Extracted data entries
^^^^
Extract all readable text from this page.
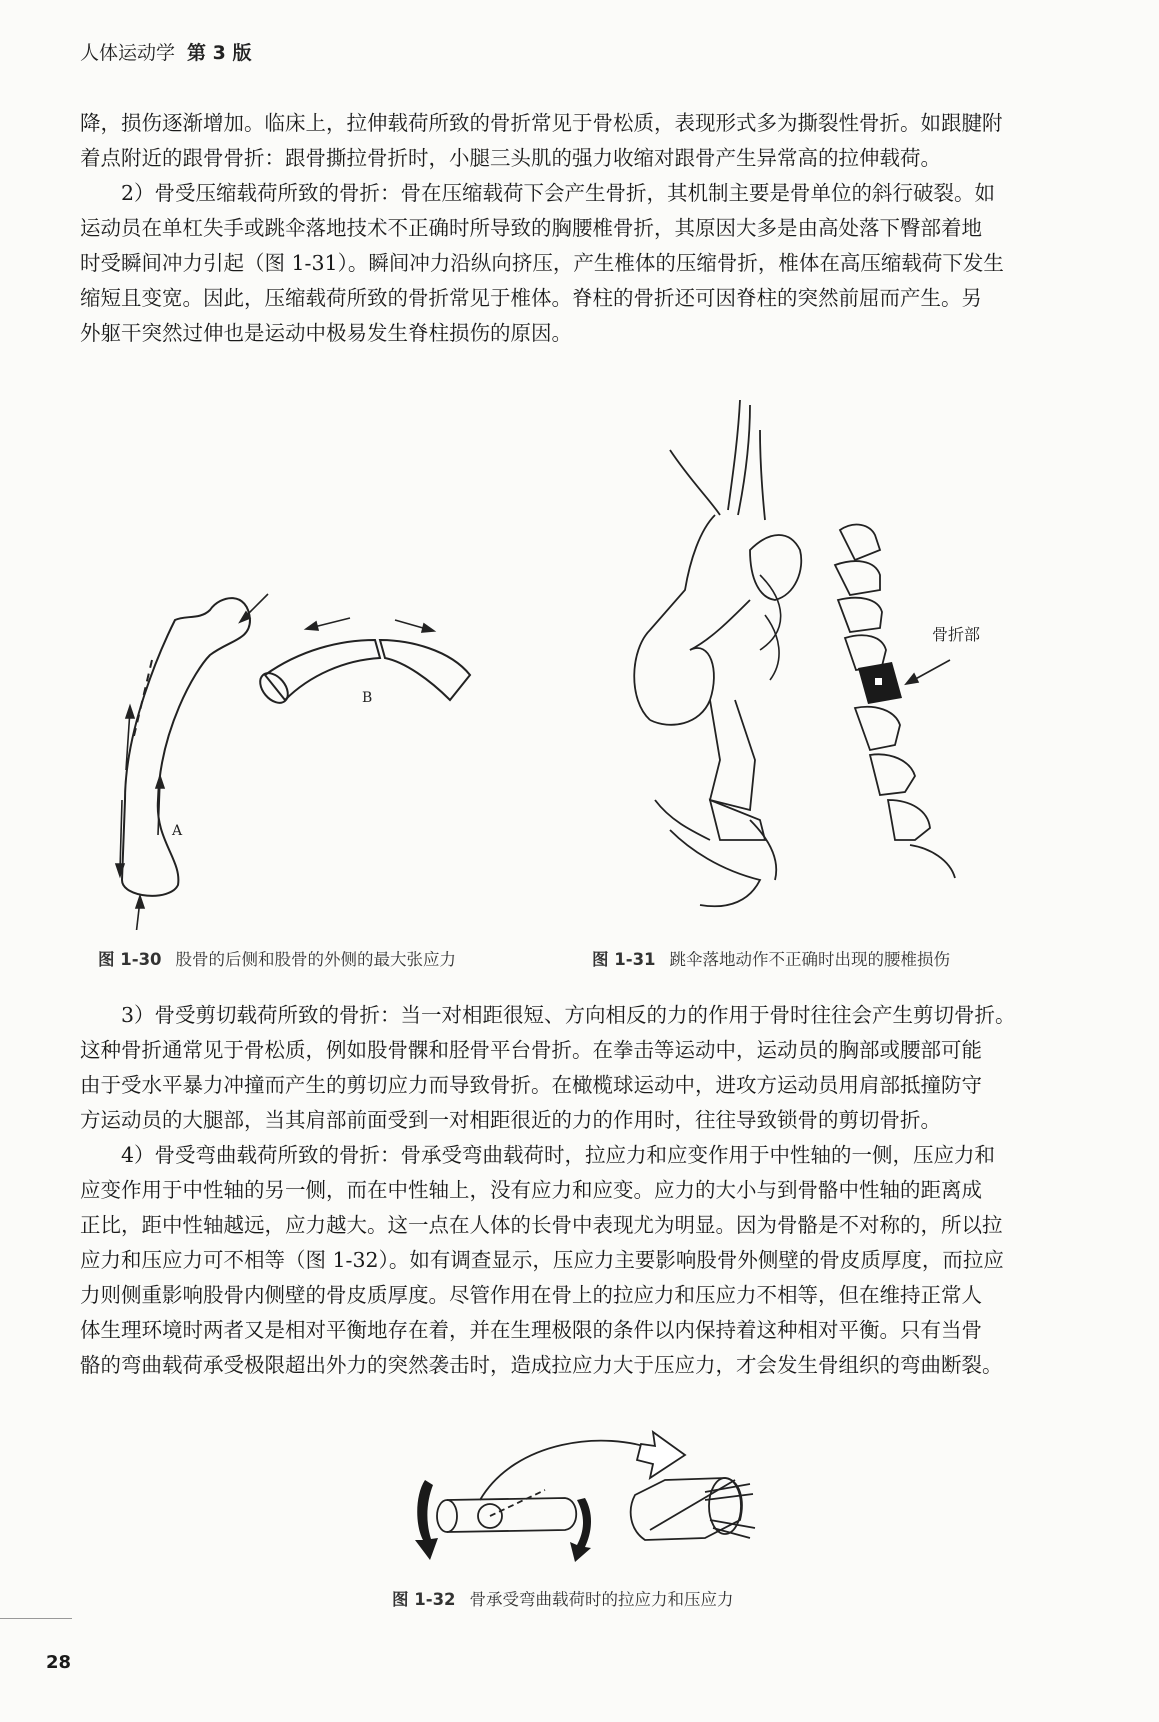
人体运动学 第 3 版
降，损伤逐渐增加。临床上，拉伸载荷所致的骨折常见于骨松质，表现形式多为撕裂性骨折。如跟腱附
着点附近的跟骨骨折：跟骨撕拉骨折时，小腿三头肌的强力收缩对跟骨产生异常高的拉伸载荷。
2）骨受压缩载荷所致的骨折：骨在压缩载荷下会产生骨折，其机制主要是骨单位的斜行破裂。如
运动员在单杠失手或跳伞落地技术不正确时所导致的胸腰椎骨折，其原因大多是由高处落下臀部着地
时受瞬间冲力引起（图 1-31）。瞬间冲力沿纵向挤压，产生椎体的压缩骨折，椎体在高压缩载荷下发生
缩短且变宽。因此，压缩载荷所致的骨折常见于椎体。脊柱的骨折还可因脊柱的突然前屈而产生。另
外躯干突然过伸也是运动中极易发生脊柱损伤的原因。
A
B
图 1-30 股骨的后侧和股骨的外侧的最大张应力
骨折部
图 1-31 跳伞落地动作不正确时出现的腰椎损伤
3）骨受剪切载荷所致的骨折：当一对相距很短、方向相反的力的作用于骨时往往会产生剪切骨折。
这种骨折通常见于骨松质，例如股骨髁和胫骨平台骨折。在拳击等运动中，运动员的胸部或腰部可能
由于受水平暴力冲撞而产生的剪切应力而导致骨折。在橄榄球运动中，进攻方运动员用肩部抵撞防守
方运动员的大腿部，当其肩部前面受到一对相距很近的力的作用时，往往导致锁骨的剪切骨折。
4）骨受弯曲载荷所致的骨折：骨承受弯曲载荷时，拉应力和应变作用于中性轴的一侧，压应力和
应变作用于中性轴的另一侧，而在中性轴上，没有应力和应变。应力的大小与到骨骼中性轴的距离成
正比，距中性轴越远，应力越大。这一点在人体的长骨中表现尤为明显。因为骨骼是不对称的，所以拉
应力和压应力可不相等（图 1-32）。如有调查显示，压应力主要影响股骨外侧壁的骨皮质厚度，而拉应
力则侧重影响股骨内侧壁的骨皮质厚度。尽管作用在骨上的拉应力和压应力不相等，但在维持正常人
体生理环境时两者又是相对平衡地存在着，并在生理极限的条件以内保持着这种相对平衡。只有当骨
骼的弯曲载荷承受极限超出外力的突然袭击时，造成拉应力大于压应力，才会发生骨组织的弯曲断裂。
图 1-32 骨承受弯曲载荷时的拉应力和压应力
28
^^^^
Your task is to repeat the data above exactly while excluding the pictures.

Extract all readable text from this page.
人体运动学 第 3 版
降，损伤逐渐增加。临床上，拉伸载荷所致的骨折常见于骨松质，表现形式多为撕裂性骨折。如跟腱附
着点附近的跟骨骨折：跟骨撕拉骨折时，小腿三头肌的强力收缩对跟骨产生异常高的拉伸载荷。
2）骨受压缩载荷所致的骨折：骨在压缩载荷下会产生骨折，其机制主要是骨单位的斜行破裂。如
运动员在单杠失手或跳伞落地技术不正确时所导致的胸腰椎骨折，其原因大多是由高处落下臀部着地
时受瞬间冲力引起（图 1-31）。瞬间冲力沿纵向挤压，产生椎体的压缩骨折，椎体在高压缩载荷下发生
缩短且变宽。因此，压缩载荷所致的骨折常见于椎体。脊柱的骨折还可因脊柱的突然前屈而产生。另
外躯干突然过伸也是运动中极易发生脊柱损伤的原因。
A
B
图 1-30 股骨的后侧和股骨的外侧的最大张应力
骨折部
图 1-31 跳伞落地动作不正确时出现的腰椎损伤
3）骨受剪切载荷所致的骨折：当一对相距很短、方向相反的力的作用于骨时往往会产生剪切骨折。
这种骨折通常见于骨松质，例如股骨髁和胫骨平台骨折。在拳击等运动中，运动员的胸部或腰部可能
由于受水平暴力冲撞而产生的剪切应力而导致骨折。在橄榄球运动中，进攻方运动员用肩部抵撞防守
方运动员的大腿部，当其肩部前面受到一对相距很近的力的作用时，往往导致锁骨的剪切骨折。
4）骨受弯曲载荷所致的骨折：骨承受弯曲载荷时，拉应力和应变作用于中性轴的一侧，压应力和
应变作用于中性轴的另一侧，而在中性轴上，没有应力和应变。应力的大小与到骨骼中性轴的距离成
正比，距中性轴越远，应力越大。这一点在人体的长骨中表现尤为明显。因为骨骼是不对称的，所以拉
应力和压应力可不相等（图 1-32）。如有调查显示，压应力主要影响股骨外侧壁的骨皮质厚度，而拉应
力则侧重影响股骨内侧壁的骨皮质厚度。尽管作用在骨上的拉应力和压应力不相等，但在维持正常人
体生理环境时两者又是相对平衡地存在着，并在生理极限的条件以内保持着这种相对平衡。只有当骨
骼的弯曲载荷承受极限超出外力的突然袭击时，造成拉应力大于压应力，才会发生骨组织的弯曲断裂。
图 1-32 骨承受弯曲载荷时的拉应力和压应力
28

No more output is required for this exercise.